:: STATED PROBLEM ::
Restate the data below word for word. Skip any images it contains.

BEGIN PROVIDED MATERIAL

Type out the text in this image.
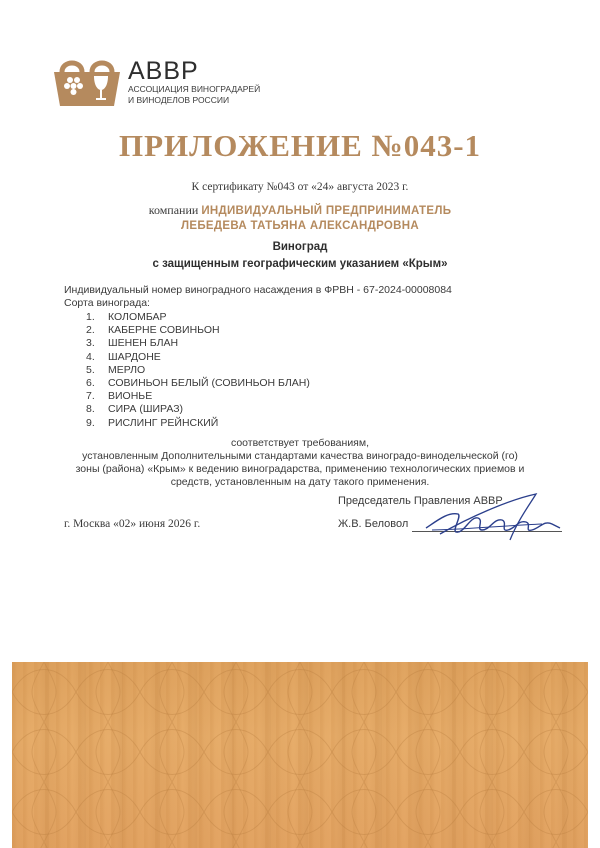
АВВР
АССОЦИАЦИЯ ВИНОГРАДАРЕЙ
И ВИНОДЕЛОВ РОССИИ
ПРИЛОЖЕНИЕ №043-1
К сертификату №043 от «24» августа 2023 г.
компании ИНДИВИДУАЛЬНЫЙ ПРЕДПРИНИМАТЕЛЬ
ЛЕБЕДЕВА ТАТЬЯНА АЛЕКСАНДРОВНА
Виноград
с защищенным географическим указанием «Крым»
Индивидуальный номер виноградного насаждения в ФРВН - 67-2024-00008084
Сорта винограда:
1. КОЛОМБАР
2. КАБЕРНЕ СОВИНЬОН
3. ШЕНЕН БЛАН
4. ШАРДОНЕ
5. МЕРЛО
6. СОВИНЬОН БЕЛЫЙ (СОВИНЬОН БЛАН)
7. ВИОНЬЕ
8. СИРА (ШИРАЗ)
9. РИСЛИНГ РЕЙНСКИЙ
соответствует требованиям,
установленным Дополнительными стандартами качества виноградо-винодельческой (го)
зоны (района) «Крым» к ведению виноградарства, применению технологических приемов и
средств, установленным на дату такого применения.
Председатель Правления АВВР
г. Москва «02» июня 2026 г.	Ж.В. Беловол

END PROVIDED MATERIAL

:: TASK OUTPUT ::
Type out the text in this image.
АВВР
АССОЦИАЦИЯ ВИНОГРАДАРЕЙ
И ВИНОДЕЛОВ РОССИИ
ПРИЛОЖЕНИЕ №043-1
К сертификату №043 от «24» августа 2023 г.
компании ИНДИВИДУАЛЬНЫЙ ПРЕДПРИНИМАТЕЛЬ
ЛЕБЕДЕВА ТАТЬЯНА АЛЕКСАНДРОВНА
Виноград
с защищенным географическим указанием «Крым»
Индивидуальный номер виноградного насаждения в ФРВН - 67-2024-00008084
Сорта винограда:
1. КОЛОМБАР
2. КАБЕРНЕ СОВИНЬОН
3. ШЕНЕН БЛАН
4. ШАРДОНЕ
5. МЕРЛО
6. СОВИНЬОН БЕЛЫЙ (СОВИНЬОН БЛАН)
7. ВИОНЬЕ
8. СИРА (ШИРАЗ)
9. РИСЛИНГ РЕЙНСКИЙ
соответствует требованиям,
установленным Дополнительными стандартами качества виноградо-винодельческой (го)
зоны (района) «Крым» к ведению виноградарства, применению технологических приемов и
средств, установленным на дату такого применения.
Председатель Правления АВВР
г. Москва «02» июня 2026 г.	Ж.В. Беловол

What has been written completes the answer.